[Items from a dataset]
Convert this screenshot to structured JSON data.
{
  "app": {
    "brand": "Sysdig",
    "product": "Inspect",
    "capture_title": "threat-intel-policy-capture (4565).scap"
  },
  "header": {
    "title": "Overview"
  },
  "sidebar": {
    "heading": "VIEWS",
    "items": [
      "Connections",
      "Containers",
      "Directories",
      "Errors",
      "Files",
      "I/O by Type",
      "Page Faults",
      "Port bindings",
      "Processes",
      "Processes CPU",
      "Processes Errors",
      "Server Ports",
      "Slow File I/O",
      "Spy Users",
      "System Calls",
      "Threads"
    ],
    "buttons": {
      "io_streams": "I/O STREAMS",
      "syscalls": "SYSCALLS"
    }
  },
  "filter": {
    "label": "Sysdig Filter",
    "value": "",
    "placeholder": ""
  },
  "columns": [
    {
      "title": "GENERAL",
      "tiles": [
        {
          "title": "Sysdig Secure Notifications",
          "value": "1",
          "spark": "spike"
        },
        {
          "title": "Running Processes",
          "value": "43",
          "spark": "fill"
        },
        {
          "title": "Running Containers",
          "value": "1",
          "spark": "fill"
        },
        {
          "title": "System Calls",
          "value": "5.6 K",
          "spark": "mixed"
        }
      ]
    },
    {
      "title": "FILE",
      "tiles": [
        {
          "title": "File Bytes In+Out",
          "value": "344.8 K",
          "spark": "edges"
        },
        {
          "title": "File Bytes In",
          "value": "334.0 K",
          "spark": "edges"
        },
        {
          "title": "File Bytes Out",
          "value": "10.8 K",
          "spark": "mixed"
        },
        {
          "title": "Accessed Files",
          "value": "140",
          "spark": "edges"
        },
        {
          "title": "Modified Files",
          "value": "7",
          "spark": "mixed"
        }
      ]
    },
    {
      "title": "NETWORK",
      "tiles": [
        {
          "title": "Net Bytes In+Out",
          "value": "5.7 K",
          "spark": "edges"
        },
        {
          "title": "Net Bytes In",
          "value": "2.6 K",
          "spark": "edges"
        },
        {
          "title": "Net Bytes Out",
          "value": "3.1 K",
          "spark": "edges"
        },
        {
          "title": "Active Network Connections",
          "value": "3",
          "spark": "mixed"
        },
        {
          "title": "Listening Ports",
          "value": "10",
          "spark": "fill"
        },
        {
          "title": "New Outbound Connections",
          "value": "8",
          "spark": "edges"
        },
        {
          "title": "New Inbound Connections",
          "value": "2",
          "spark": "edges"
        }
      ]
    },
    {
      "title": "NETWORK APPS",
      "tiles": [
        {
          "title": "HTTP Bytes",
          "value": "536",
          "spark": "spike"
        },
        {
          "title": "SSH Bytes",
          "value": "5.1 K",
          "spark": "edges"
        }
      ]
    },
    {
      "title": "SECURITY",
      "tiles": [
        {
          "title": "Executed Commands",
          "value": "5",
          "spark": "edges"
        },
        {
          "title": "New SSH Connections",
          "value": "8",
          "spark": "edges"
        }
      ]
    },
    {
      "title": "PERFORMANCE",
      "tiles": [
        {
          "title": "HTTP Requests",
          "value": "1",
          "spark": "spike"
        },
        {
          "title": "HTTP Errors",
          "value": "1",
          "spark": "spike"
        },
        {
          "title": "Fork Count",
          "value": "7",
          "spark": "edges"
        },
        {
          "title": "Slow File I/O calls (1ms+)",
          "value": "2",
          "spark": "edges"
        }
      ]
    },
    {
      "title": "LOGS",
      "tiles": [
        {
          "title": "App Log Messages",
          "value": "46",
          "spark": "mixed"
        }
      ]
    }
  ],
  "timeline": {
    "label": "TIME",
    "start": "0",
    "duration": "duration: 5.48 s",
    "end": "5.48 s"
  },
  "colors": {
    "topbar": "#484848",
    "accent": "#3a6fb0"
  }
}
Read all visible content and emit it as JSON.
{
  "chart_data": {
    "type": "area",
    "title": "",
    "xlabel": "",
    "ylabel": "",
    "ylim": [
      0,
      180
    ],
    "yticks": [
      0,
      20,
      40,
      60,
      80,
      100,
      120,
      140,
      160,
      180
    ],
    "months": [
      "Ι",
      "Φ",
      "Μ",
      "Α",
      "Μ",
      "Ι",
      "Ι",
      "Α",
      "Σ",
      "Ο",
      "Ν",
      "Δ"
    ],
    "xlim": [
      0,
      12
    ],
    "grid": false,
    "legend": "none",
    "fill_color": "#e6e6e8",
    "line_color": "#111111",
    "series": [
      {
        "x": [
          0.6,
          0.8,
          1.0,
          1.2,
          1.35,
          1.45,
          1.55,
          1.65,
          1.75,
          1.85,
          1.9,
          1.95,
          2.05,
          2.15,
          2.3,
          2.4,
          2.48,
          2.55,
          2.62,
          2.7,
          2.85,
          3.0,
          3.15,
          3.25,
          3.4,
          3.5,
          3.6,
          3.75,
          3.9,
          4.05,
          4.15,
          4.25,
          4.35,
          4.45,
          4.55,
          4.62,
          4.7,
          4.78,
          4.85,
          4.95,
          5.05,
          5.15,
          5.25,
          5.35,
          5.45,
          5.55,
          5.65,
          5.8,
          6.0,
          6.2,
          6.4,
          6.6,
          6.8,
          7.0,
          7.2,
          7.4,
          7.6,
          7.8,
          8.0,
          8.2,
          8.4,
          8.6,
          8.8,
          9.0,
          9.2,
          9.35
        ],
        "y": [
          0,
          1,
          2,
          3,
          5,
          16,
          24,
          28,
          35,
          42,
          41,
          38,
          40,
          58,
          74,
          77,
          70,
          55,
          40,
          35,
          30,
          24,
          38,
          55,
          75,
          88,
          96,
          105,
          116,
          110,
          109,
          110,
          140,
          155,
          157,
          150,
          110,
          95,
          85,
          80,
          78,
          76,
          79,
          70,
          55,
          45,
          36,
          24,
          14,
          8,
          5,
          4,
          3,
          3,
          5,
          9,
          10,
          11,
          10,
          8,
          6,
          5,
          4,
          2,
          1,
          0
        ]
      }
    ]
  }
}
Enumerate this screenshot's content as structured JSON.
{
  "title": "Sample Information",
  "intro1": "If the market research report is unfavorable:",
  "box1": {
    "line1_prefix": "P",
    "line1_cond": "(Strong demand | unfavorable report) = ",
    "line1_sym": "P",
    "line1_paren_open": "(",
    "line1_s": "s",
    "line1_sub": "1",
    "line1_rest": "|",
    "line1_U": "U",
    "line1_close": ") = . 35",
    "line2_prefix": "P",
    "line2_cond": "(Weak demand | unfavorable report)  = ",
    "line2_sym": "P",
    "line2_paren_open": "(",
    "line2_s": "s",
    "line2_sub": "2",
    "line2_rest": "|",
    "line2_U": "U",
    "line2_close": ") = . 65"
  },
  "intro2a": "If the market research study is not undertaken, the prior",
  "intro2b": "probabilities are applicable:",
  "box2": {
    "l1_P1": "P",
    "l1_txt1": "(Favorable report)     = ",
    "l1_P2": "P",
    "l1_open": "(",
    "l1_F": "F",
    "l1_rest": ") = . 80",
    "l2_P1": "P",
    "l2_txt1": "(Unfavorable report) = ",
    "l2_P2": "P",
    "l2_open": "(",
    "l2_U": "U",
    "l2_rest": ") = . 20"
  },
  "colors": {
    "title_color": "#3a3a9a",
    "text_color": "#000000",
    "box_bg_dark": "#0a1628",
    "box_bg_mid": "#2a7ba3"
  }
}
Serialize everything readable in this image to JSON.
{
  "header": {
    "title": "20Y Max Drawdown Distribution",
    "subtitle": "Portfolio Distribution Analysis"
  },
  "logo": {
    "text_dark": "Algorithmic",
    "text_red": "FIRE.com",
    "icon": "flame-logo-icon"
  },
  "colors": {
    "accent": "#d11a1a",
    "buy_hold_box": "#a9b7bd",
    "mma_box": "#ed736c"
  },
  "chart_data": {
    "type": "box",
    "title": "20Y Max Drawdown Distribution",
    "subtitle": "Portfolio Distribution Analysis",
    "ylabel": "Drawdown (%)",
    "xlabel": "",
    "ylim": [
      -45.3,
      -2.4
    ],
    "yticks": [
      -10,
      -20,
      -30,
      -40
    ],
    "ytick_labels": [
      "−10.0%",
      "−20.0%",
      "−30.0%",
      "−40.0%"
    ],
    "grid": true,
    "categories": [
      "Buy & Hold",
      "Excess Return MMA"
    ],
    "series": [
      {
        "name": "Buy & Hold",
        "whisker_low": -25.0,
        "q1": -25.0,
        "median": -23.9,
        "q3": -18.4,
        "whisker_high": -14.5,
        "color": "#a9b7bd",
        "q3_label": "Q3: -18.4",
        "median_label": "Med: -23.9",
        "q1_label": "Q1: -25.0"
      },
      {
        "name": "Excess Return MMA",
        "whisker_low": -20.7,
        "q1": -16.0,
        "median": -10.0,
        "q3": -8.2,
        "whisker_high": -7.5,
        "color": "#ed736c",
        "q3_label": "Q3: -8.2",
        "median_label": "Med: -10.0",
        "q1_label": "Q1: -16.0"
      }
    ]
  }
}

## SHORT PROBLEM:
Copy every line of the listing containing the string "JSON".

## FINISHED ANSWER:
Convert this screenshot to structured JSON data.
Read all visible content and emit it as JSON.
Enumerate this screenshot's content as structured JSON.
Serialize everything readable in this image to JSON.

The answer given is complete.